## What the exercise asks
Repeat the full listing, word for word.

Records from a collection of figures:
-- START --
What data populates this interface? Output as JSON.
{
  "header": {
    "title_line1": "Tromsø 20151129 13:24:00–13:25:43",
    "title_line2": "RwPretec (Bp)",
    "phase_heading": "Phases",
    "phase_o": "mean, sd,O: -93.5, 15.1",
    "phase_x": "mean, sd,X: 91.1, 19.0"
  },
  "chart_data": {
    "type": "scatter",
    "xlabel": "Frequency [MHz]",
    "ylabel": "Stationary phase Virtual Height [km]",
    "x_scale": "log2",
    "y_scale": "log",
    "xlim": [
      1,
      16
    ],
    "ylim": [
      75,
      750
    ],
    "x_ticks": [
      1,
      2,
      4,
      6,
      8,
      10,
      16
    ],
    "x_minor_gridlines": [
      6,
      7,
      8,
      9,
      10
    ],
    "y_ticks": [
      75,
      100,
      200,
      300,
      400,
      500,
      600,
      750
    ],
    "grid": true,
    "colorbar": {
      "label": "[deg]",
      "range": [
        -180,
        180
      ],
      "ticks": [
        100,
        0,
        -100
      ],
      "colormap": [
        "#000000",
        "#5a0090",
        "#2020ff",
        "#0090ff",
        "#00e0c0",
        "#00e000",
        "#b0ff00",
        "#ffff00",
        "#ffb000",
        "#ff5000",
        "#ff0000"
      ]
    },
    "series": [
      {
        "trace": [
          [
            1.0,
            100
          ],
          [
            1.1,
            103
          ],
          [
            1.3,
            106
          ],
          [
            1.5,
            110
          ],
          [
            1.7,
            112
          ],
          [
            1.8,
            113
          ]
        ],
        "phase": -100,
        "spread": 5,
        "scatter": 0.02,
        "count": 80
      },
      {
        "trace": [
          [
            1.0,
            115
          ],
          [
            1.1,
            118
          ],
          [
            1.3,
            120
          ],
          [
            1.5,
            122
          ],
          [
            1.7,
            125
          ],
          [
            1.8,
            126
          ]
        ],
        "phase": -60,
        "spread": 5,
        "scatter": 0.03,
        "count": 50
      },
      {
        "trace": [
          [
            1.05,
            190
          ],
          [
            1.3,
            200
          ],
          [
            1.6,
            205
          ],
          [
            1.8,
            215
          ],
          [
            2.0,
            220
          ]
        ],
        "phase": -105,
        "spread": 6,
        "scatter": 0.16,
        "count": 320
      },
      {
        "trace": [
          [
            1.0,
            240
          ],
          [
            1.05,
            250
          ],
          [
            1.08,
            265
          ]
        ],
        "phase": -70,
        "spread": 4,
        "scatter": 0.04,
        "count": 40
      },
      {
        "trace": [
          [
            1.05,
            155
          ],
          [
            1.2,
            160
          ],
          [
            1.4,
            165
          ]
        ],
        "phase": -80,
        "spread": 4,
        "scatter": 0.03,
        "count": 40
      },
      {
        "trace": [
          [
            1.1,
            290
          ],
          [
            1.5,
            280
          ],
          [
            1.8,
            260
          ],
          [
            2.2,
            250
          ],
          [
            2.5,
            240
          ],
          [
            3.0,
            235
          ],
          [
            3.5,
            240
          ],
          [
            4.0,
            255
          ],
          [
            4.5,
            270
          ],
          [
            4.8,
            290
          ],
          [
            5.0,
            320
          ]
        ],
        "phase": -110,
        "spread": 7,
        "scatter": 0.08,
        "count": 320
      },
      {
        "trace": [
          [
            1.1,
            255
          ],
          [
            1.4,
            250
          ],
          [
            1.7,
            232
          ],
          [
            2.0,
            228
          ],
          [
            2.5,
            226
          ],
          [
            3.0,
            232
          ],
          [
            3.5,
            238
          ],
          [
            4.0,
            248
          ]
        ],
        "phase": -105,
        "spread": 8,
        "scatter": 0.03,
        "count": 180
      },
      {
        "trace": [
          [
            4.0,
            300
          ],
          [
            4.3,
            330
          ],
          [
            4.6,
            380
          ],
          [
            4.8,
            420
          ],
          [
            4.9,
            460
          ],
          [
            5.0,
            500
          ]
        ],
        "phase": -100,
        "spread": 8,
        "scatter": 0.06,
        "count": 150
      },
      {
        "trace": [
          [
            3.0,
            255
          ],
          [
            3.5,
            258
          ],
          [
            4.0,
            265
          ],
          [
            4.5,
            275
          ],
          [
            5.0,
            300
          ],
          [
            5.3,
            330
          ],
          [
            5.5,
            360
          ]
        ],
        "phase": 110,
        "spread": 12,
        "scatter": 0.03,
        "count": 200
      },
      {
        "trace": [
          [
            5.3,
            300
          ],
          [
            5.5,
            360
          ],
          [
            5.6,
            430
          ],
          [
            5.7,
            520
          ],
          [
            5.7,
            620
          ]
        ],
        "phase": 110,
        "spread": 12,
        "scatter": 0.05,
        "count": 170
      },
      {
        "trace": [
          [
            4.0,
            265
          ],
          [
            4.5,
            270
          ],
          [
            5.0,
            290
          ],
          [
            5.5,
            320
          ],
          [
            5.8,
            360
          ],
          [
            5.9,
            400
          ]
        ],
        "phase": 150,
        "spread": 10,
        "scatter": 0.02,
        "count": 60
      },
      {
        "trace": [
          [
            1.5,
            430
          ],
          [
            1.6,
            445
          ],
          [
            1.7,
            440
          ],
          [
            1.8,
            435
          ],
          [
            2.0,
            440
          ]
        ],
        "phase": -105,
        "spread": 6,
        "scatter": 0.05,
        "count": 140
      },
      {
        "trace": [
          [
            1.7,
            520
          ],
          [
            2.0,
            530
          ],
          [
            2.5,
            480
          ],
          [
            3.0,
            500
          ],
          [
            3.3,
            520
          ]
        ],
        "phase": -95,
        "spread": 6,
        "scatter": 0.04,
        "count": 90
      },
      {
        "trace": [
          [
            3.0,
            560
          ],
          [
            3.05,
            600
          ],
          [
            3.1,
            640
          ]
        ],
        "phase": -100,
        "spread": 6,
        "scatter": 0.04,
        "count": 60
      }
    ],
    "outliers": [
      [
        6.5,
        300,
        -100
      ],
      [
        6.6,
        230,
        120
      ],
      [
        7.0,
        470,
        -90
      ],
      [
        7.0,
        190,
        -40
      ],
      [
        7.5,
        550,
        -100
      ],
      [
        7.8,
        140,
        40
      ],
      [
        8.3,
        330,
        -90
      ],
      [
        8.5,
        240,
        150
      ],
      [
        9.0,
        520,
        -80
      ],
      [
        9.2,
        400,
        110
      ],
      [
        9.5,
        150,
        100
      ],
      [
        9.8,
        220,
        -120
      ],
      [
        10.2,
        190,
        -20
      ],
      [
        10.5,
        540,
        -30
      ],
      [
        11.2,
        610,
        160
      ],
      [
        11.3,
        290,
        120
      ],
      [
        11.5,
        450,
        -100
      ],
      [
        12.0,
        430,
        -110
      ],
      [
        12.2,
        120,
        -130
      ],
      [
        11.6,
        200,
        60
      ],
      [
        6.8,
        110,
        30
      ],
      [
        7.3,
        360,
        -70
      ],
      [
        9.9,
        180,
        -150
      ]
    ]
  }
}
-- END --
## Problem solution
What data populates this interface? Output as JSON.
{
  "header": {
    "title_line1": "Tromsø 20151129 13:24:00–13:25:43",
    "title_line2": "RwPretec (Bp)",
    "phase_heading": "Phases",
    "phase_o": "mean, sd,O: -93.5, 15.1",
    "phase_x": "mean, sd,X: 91.1, 19.0"
  },
  "chart_data": {
    "type": "scatter",
    "xlabel": "Frequency [MHz]",
    "ylabel": "Stationary phase Virtual Height [km]",
    "x_scale": "log2",
    "y_scale": "log",
    "xlim": [
      1,
      16
    ],
    "ylim": [
      75,
      750
    ],
    "x_ticks": [
      1,
      2,
      4,
      6,
      8,
      10,
      16
    ],
    "x_minor_gridlines": [
      6,
      7,
      8,
      9,
      10
    ],
    "y_ticks": [
      75,
      100,
      200,
      300,
      400,
      500,
      600,
      750
    ],
    "grid": true,
    "colorbar": {
      "label": "[deg]",
      "range": [
        -180,
        180
      ],
      "ticks": [
        100,
        0,
        -100
      ],
      "colormap": [
        "#000000",
        "#5a0090",
        "#2020ff",
        "#0090ff",
        "#00e0c0",
        "#00e000",
        "#b0ff00",
        "#ffff00",
        "#ffb000",
        "#ff5000",
        "#ff0000"
      ]
    },
    "series": [
      {
        "trace": [
          [
            1.0,
            100
          ],
          [
            1.1,
            103
          ],
          [
            1.3,
            106
          ],
          [
            1.5,
            110
          ],
          [
            1.7,
            112
          ],
          [
            1.8,
            113
          ]
        ],
        "phase": -100,
        "spread": 5,
        "scatter": 0.02,
        "count": 80
      },
      {
        "trace": [
          [
            1.0,
            115
          ],
          [
            1.1,
            118
          ],
          [
            1.3,
            120
          ],
          [
            1.5,
            122
          ],
          [
            1.7,
            125
          ],
          [
            1.8,
            126
          ]
        ],
        "phase": -60,
        "spread": 5,
        "scatter": 0.03,
        "count": 50
      },
      {
        "trace": [
          [
            1.05,
            190
          ],
          [
            1.3,
            200
          ],
          [
            1.6,
            205
          ],
          [
            1.8,
            215
          ],
          [
            2.0,
            220
          ]
        ],
        "phase": -105,
        "spread": 6,
        "scatter": 0.16,
        "count": 320
      },
      {
        "trace": [
          [
            1.0,
            240
          ],
          [
            1.05,
            250
          ],
          [
            1.08,
            265
          ]
        ],
        "phase": -70,
        "spread": 4,
        "scatter": 0.04,
        "count": 40
      },
      {
        "trace": [
          [
            1.05,
            155
          ],
          [
            1.2,
            160
          ],
          [
            1.4,
            165
          ]
        ],
        "phase": -80,
        "spread": 4,
        "scatter": 0.03,
        "count": 40
      },
      {
        "trace": [
          [
            1.1,
            290
          ],
          [
            1.5,
            280
          ],
          [
            1.8,
            260
          ],
          [
            2.2,
            250
          ],
          [
            2.5,
            240
          ],
          [
            3.0,
            235
          ],
          [
            3.5,
            240
          ],
          [
            4.0,
            255
          ],
          [
            4.5,
            270
          ],
          [
            4.8,
            290
          ],
          [
            5.0,
            320
          ]
        ],
        "phase": -110,
        "spread": 7,
        "scatter": 0.08,
        "count": 320
      },
      {
        "trace": [
          [
            1.1,
            255
          ],
          [
            1.4,
            250
          ],
          [
            1.7,
            232
          ],
          [
            2.0,
            228
          ],
          [
            2.5,
            226
          ],
          [
            3.0,
            232
          ],
          [
            3.5,
            238
          ],
          [
            4.0,
            248
          ]
        ],
        "phase": -105,
        "spread": 8,
        "scatter": 0.03,
        "count": 180
      },
      {
        "trace": [
          [
            4.0,
            300
          ],
          [
            4.3,
            330
          ],
          [
            4.6,
            380
          ],
          [
            4.8,
            420
          ],
          [
            4.9,
            460
          ],
          [
            5.0,
            500
          ]
        ],
        "phase": -100,
        "spread": 8,
        "scatter": 0.06,
        "count": 150
      },
      {
        "trace": [
          [
            3.0,
            255
          ],
          [
            3.5,
            258
          ],
          [
            4.0,
            265
          ],
          [
            4.5,
            275
          ],
          [
            5.0,
            300
          ],
          [
            5.3,
            330
          ],
          [
            5.5,
            360
          ]
        ],
        "phase": 110,
        "spread": 12,
        "scatter": 0.03,
        "count": 200
      },
      {
        "trace": [
          [
            5.3,
            300
          ],
          [
            5.5,
            360
          ],
          [
            5.6,
            430
          ],
          [
            5.7,
            520
          ],
          [
            5.7,
            620
          ]
        ],
        "phase": 110,
        "spread": 12,
        "scatter": 0.05,
        "count": 170
      },
      {
        "trace": [
          [
            4.0,
            265
          ],
          [
            4.5,
            270
          ],
          [
            5.0,
            290
          ],
          [
            5.5,
            320
          ],
          [
            5.8,
            360
          ],
          [
            5.9,
            400
          ]
        ],
        "phase": 150,
        "spread": 10,
        "scatter": 0.02,
        "count": 60
      },
      {
        "trace": [
          [
            1.5,
            430
          ],
          [
            1.6,
            445
          ],
          [
            1.7,
            440
          ],
          [
            1.8,
            435
          ],
          [
            2.0,
            440
          ]
        ],
        "phase": -105,
        "spread": 6,
        "scatter": 0.05,
        "count": 140
      },
      {
        "trace": [
          [
            1.7,
            520
          ],
          [
            2.0,
            530
          ],
          [
            2.5,
            480
          ],
          [
            3.0,
            500
          ],
          [
            3.3,
            520
          ]
        ],
        "phase": -95,
        "spread": 6,
        "scatter": 0.04,
        "count": 90
      },
      {
        "trace": [
          [
            3.0,
            560
          ],
          [
            3.05,
            600
          ],
          [
            3.1,
            640
          ]
        ],
        "phase": -100,
        "spread": 6,
        "scatter": 0.04,
        "count": 60
      }
    ],
    "outliers": [
      [
        6.5,
        300,
        -100
      ],
      [
        6.6,
        230,
        120
      ],
      [
        7.0,
        470,
        -90
      ],
      [
        7.0,
        190,
        -40
      ],
      [
        7.5,
        550,
        -100
      ],
      [
        7.8,
        140,
        40
      ],
      [
        8.3,
        330,
        -90
      ],
      [
        8.5,
        240,
        150
      ],
      [
        9.0,
        520,
        -80
      ],
      [
        9.2,
        400,
        110
      ],
      [
        9.5,
        150,
        100
      ],
      [
        9.8,
        220,
        -120
      ],
      [
        10.2,
        190,
        -20
      ],
      [
        10.5,
        540,
        -30
      ],
      [
        11.2,
        610,
        160
      ],
      [
        11.3,
        290,
        120
      ],
      [
        11.5,
        450,
        -100
      ],
      [
        12.0,
        430,
        -110
      ],
      [
        12.2,
        120,
        -130
      ],
      [
        11.6,
        200,
        60
      ],
      [
        6.8,
        110,
        30
      ],
      [
        7.3,
        360,
        -70
      ],
      [
        9.9,
        180,
        -150
      ]
    ]
  }
}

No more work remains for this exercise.